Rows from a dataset
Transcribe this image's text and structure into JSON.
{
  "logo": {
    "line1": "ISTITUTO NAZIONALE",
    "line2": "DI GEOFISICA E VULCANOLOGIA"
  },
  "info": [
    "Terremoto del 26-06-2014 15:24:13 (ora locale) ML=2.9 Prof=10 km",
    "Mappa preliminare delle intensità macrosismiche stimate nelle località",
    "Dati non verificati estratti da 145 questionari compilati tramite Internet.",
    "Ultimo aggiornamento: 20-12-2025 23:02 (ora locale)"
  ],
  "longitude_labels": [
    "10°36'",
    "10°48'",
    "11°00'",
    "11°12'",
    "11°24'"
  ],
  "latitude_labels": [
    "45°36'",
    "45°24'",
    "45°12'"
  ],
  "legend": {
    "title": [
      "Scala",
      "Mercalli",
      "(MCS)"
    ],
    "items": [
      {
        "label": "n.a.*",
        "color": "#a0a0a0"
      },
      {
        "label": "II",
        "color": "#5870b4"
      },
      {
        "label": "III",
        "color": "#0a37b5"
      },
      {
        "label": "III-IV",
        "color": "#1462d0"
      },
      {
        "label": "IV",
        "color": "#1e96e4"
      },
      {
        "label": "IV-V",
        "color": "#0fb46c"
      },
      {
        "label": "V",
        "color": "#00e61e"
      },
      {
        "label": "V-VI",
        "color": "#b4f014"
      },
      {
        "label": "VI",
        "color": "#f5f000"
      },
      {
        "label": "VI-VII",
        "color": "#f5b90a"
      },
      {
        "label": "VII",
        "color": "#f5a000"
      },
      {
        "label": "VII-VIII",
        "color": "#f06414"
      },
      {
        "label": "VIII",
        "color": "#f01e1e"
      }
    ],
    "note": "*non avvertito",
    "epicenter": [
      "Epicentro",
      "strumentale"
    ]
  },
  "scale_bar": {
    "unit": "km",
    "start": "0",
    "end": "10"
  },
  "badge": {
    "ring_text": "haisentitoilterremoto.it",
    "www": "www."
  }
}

- _Directions_
Go through the records and gather the lines that hold "locale".

- _In response_
    "Terremoto del 26-06-2014 15:24:13 (ora locale) ML=2.9 Prof=10 km",
    "Ultimo aggiornamento: 20-12-2025 23:02 (ora locale)"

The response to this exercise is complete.